## BEGIN Provided data

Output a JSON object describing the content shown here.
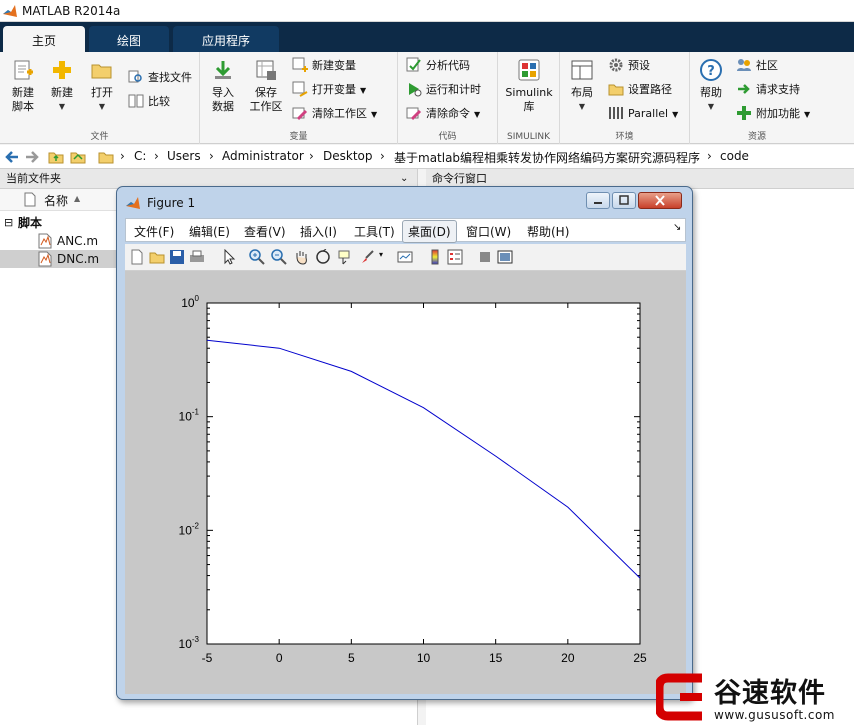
{
  "app": {
    "title": "MATLAB R2014a"
  },
  "tabs": [
    {
      "label": "主页"
    },
    {
      "label": "绘图"
    },
    {
      "label": "应用程序"
    }
  ],
  "ribbon": {
    "file": {
      "title": "文件",
      "new_script": "新建\n脚本",
      "new": "新建",
      "open": "打开",
      "find_files": "查找文件",
      "compare": "比较"
    },
    "variable": {
      "title": "变量",
      "import_data": "导入\n数据",
      "save_workspace": "保存\n工作区",
      "new_variable": "新建变量",
      "open_variable": "打开变量",
      "clear_workspace": "清除工作区"
    },
    "code": {
      "title": "代码",
      "analyze_code": "分析代码",
      "run_and_time": "运行和计时",
      "clear_commands": "清除命令"
    },
    "simulink": {
      "title": "SIMULINK",
      "simulink": "Simulink\n库"
    },
    "environment": {
      "title": "环境",
      "layout": "布局",
      "preferences": "预设",
      "set_path": "设置路径",
      "parallel": "Parallel"
    },
    "resources": {
      "title": "资源",
      "help": "帮助",
      "community": "社区",
      "request_support": "请求支持",
      "addons": "附加功能"
    }
  },
  "path": {
    "segments": [
      "C:",
      "Users",
      "Administrator",
      "Desktop",
      "基于matlab编程相乘转发协作网络编码方案研究源码程序",
      "code"
    ]
  },
  "current_folder": {
    "header": "当前文件夹",
    "column_name": "名称",
    "group": "脚本",
    "files": [
      {
        "name": "ANC.m"
      },
      {
        "name": "DNC.m"
      }
    ]
  },
  "command_window": {
    "header": "命令行窗口"
  },
  "figure": {
    "title": "Figure 1",
    "menu": [
      {
        "label": "文件(F)"
      },
      {
        "label": "编辑(E)"
      },
      {
        "label": "查看(V)"
      },
      {
        "label": "插入(I)"
      },
      {
        "label": "工具(T)"
      },
      {
        "label": "桌面(D)"
      },
      {
        "label": "窗口(W)"
      },
      {
        "label": "帮助(H)"
      }
    ]
  },
  "chart_data": {
    "type": "line",
    "title": "",
    "xlabel": "",
    "ylabel": "",
    "yscale": "log",
    "xlim": [
      -5,
      25
    ],
    "ylim": [
      0.001,
      1
    ],
    "x_ticks": [
      "-5",
      "0",
      "5",
      "10",
      "15",
      "20",
      "25"
    ],
    "y_ticks": [
      {
        "base": "10",
        "exp": "0"
      },
      {
        "base": "10",
        "exp": "-1"
      },
      {
        "base": "10",
        "exp": "-2"
      },
      {
        "base": "10",
        "exp": "-3"
      }
    ],
    "grid": false,
    "series": [
      {
        "color": "#0000cc",
        "x": [
          -5,
          0,
          5,
          10,
          15,
          20,
          25
        ],
        "y": [
          0.47,
          0.4,
          0.25,
          0.12,
          0.045,
          0.016,
          0.0038
        ]
      }
    ]
  },
  "watermark": {
    "name": "谷速软件",
    "url": "www.gususoft.com"
  }
}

## END Provided data

Aim:
Please transcribe the material above exactly as written. Leave the pictures out.

Solution:
Output a JSON object describing the content shown here.
{
  "app": {
    "title": "MATLAB R2014a"
  },
  "tabs": [
    {
      "label": "主页"
    },
    {
      "label": "绘图"
    },
    {
      "label": "应用程序"
    }
  ],
  "ribbon": {
    "file": {
      "title": "文件",
      "new_script": "新建\n脚本",
      "new": "新建",
      "open": "打开",
      "find_files": "查找文件",
      "compare": "比较"
    },
    "variable": {
      "title": "变量",
      "import_data": "导入\n数据",
      "save_workspace": "保存\n工作区",
      "new_variable": "新建变量",
      "open_variable": "打开变量",
      "clear_workspace": "清除工作区"
    },
    "code": {
      "title": "代码",
      "analyze_code": "分析代码",
      "run_and_time": "运行和计时",
      "clear_commands": "清除命令"
    },
    "simulink": {
      "title": "SIMULINK",
      "simulink": "Simulink\n库"
    },
    "environment": {
      "title": "环境",
      "layout": "布局",
      "preferences": "预设",
      "set_path": "设置路径",
      "parallel": "Parallel"
    },
    "resources": {
      "title": "资源",
      "help": "帮助",
      "community": "社区",
      "request_support": "请求支持",
      "addons": "附加功能"
    }
  },
  "path": {
    "segments": [
      "C:",
      "Users",
      "Administrator",
      "Desktop",
      "基于matlab编程相乘转发协作网络编码方案研究源码程序",
      "code"
    ]
  },
  "current_folder": {
    "header": "当前文件夹",
    "column_name": "名称",
    "group": "脚本",
    "files": [
      {
        "name": "ANC.m"
      },
      {
        "name": "DNC.m"
      }
    ]
  },
  "command_window": {
    "header": "命令行窗口"
  },
  "figure": {
    "title": "Figure 1",
    "menu": [
      {
        "label": "文件(F)"
      },
      {
        "label": "编辑(E)"
      },
      {
        "label": "查看(V)"
      },
      {
        "label": "插入(I)"
      },
      {
        "label": "工具(T)"
      },
      {
        "label": "桌面(D)"
      },
      {
        "label": "窗口(W)"
      },
      {
        "label": "帮助(H)"
      }
    ]
  },
  "chart_data": {
    "type": "line",
    "title": "",
    "xlabel": "",
    "ylabel": "",
    "yscale": "log",
    "xlim": [
      -5,
      25
    ],
    "ylim": [
      0.001,
      1
    ],
    "x_ticks": [
      "-5",
      "0",
      "5",
      "10",
      "15",
      "20",
      "25"
    ],
    "y_ticks": [
      {
        "base": "10",
        "exp": "0"
      },
      {
        "base": "10",
        "exp": "-1"
      },
      {
        "base": "10",
        "exp": "-2"
      },
      {
        "base": "10",
        "exp": "-3"
      }
    ],
    "grid": false,
    "series": [
      {
        "color": "#0000cc",
        "x": [
          -5,
          0,
          5,
          10,
          15,
          20,
          25
        ],
        "y": [
          0.47,
          0.4,
          0.25,
          0.12,
          0.045,
          0.016,
          0.0038
        ]
      }
    ]
  },
  "watermark": {
    "name": "谷速软件",
    "url": "www.gususoft.com"
  }
}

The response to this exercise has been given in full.